— Begin Dataset excerpts —

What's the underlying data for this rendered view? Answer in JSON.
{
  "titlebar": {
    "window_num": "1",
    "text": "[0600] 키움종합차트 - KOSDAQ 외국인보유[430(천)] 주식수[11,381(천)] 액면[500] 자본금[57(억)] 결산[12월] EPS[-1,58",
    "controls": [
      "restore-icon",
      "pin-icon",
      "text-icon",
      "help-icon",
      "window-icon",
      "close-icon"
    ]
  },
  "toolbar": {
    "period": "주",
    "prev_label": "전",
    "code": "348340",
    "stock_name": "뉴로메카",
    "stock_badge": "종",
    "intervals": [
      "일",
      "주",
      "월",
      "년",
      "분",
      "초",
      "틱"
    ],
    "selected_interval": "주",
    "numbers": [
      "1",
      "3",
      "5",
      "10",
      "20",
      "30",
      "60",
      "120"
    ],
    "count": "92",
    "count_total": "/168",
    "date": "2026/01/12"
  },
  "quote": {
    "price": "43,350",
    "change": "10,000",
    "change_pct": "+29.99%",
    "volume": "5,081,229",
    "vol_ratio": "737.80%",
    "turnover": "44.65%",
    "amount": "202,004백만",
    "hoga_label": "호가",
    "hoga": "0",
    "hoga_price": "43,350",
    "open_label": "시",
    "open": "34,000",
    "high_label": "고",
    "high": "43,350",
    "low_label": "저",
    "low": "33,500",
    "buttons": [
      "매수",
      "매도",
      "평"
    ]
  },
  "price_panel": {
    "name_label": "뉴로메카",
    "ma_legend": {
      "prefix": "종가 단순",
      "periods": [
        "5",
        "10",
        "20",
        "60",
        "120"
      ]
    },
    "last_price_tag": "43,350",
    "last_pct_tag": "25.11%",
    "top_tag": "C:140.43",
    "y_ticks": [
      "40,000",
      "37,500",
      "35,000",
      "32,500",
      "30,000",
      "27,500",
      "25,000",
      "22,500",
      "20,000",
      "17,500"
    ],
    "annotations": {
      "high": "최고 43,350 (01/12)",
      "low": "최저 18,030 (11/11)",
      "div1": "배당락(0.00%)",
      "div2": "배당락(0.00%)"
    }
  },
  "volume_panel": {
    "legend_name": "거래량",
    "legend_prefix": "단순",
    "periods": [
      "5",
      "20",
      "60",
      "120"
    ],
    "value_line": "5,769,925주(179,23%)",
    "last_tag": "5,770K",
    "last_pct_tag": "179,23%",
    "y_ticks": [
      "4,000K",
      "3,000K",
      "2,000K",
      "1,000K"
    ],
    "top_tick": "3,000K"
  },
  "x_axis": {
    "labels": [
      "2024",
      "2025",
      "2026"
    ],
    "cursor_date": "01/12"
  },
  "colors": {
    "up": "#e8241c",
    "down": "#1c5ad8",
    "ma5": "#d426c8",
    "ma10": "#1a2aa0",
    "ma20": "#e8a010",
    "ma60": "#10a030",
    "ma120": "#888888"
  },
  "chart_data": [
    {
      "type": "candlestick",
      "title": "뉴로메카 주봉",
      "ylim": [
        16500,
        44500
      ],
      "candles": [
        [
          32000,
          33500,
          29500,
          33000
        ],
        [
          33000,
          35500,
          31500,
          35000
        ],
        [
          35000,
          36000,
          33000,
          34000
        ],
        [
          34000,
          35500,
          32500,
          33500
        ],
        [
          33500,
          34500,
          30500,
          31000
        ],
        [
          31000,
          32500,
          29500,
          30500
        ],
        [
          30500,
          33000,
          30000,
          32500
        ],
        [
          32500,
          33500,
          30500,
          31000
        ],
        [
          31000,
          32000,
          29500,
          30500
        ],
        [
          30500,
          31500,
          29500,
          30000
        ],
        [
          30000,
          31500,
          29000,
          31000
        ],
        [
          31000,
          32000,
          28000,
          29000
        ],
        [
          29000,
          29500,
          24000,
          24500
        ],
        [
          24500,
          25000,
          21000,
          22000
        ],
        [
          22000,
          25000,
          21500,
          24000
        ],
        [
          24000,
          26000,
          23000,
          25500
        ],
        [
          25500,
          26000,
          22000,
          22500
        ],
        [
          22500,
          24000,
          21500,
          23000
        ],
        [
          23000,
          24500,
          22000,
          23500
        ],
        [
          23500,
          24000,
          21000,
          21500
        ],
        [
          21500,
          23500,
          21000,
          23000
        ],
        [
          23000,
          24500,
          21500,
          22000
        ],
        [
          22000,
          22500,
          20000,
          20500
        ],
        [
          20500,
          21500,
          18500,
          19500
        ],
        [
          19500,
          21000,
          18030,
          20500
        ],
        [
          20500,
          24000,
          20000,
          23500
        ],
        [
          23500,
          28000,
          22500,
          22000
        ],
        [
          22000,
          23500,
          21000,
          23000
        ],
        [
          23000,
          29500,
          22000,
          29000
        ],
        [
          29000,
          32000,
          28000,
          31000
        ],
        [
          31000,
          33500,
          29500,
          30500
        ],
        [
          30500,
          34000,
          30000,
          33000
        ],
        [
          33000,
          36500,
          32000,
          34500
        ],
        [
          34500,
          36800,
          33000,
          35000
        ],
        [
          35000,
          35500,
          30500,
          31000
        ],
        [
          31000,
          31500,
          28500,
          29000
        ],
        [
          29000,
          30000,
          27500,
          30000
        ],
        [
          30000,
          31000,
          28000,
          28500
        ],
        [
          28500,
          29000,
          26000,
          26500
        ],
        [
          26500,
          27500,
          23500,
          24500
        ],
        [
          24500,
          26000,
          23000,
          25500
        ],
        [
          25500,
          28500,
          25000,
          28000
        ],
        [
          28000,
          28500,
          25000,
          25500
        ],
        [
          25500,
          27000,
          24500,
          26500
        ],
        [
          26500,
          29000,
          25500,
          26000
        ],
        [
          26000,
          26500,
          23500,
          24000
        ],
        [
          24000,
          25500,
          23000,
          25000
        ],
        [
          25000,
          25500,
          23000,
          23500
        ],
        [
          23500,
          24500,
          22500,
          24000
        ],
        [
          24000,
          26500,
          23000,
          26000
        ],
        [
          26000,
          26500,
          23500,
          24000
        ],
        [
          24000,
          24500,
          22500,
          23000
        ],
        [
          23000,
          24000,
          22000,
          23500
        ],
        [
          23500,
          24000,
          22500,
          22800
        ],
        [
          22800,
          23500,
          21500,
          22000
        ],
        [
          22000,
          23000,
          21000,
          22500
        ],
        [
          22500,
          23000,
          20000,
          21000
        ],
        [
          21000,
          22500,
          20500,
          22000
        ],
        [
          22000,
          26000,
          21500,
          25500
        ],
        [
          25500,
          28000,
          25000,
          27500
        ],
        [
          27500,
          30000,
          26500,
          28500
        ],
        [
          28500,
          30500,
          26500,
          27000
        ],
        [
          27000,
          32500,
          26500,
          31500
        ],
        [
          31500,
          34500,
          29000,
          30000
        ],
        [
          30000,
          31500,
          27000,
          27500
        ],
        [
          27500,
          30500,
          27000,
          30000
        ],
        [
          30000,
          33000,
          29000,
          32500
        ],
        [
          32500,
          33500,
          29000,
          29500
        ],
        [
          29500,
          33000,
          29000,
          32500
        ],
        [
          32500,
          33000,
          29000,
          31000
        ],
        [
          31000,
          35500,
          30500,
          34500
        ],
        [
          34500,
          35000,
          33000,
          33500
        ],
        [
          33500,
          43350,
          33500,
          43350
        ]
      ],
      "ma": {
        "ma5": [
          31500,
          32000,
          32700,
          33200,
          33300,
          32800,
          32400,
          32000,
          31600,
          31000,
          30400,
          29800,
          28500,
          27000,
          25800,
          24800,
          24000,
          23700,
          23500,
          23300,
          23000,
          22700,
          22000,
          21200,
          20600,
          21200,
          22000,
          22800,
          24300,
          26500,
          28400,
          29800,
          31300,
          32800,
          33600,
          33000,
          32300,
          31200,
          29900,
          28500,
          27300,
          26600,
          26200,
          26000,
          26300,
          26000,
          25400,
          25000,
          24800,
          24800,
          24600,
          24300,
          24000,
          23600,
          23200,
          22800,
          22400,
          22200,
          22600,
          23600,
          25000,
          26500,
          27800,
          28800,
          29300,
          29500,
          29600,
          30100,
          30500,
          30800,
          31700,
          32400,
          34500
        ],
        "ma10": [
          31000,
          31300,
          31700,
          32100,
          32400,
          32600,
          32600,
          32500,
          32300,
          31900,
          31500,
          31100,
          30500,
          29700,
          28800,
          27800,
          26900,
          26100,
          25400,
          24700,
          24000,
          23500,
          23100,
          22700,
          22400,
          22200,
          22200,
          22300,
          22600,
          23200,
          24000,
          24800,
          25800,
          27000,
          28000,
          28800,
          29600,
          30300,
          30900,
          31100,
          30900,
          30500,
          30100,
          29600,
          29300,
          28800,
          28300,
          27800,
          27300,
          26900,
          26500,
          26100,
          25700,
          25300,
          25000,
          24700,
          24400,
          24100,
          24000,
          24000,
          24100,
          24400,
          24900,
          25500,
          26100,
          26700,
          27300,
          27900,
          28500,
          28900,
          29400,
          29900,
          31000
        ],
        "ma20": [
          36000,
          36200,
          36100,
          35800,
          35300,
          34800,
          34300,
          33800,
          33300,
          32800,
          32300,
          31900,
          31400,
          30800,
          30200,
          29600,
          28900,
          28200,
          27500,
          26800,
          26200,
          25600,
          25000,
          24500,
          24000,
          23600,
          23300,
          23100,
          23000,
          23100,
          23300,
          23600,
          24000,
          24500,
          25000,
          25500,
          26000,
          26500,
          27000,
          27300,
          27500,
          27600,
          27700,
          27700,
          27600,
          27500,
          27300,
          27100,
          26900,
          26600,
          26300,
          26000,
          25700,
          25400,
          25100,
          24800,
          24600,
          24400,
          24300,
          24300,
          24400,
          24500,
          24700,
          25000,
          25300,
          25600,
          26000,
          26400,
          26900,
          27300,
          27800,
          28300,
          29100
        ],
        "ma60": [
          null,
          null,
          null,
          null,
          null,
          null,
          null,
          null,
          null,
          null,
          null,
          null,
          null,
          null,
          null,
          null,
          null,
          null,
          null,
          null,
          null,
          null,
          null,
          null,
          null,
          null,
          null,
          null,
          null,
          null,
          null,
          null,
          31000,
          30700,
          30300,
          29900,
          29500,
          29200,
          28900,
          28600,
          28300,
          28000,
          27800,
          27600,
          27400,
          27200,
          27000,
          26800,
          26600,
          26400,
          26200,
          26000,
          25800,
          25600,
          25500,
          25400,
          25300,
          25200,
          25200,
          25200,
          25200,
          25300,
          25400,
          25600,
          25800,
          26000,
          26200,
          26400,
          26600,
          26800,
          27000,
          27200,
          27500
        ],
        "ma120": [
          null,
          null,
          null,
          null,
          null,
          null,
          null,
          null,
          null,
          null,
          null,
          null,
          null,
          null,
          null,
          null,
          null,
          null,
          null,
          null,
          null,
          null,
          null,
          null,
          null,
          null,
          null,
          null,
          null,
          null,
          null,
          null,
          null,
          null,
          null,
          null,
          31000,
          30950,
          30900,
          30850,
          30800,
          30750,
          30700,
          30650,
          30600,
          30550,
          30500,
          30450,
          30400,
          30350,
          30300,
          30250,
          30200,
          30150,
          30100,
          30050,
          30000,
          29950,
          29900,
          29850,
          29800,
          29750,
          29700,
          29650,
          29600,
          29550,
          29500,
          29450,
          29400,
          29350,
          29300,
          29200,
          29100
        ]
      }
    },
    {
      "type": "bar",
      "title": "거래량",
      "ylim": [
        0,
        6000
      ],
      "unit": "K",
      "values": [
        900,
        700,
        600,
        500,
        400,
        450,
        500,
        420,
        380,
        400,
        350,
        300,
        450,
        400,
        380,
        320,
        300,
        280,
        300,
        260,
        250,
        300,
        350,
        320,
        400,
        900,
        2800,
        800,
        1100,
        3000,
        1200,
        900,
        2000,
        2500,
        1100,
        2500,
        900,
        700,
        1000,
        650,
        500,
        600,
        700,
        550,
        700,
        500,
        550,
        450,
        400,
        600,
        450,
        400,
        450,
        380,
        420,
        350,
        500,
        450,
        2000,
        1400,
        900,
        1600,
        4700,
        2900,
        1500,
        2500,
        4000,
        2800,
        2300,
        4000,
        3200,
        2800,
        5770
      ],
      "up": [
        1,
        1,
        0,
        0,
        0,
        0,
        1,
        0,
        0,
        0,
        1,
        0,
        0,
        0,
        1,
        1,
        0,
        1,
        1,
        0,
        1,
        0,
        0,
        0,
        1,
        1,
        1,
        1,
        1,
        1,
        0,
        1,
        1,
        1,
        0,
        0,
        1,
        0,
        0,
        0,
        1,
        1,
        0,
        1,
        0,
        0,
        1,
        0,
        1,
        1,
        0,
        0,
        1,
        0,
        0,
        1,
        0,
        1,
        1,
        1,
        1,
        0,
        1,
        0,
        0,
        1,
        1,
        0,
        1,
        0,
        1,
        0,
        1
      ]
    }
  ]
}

— End Dataset excerpts —

→ Objective
From the listing above, pick out every line containing "text".

→ Response to this exercise
    "text": "[0600] 키움종합차트 - KOSDAQ 외국인보유[430(천)] 주식수[11,381(천)] 액면[500] 자본금[57(억)] 결산[12월] EPS[-1,58",
      "text-icon",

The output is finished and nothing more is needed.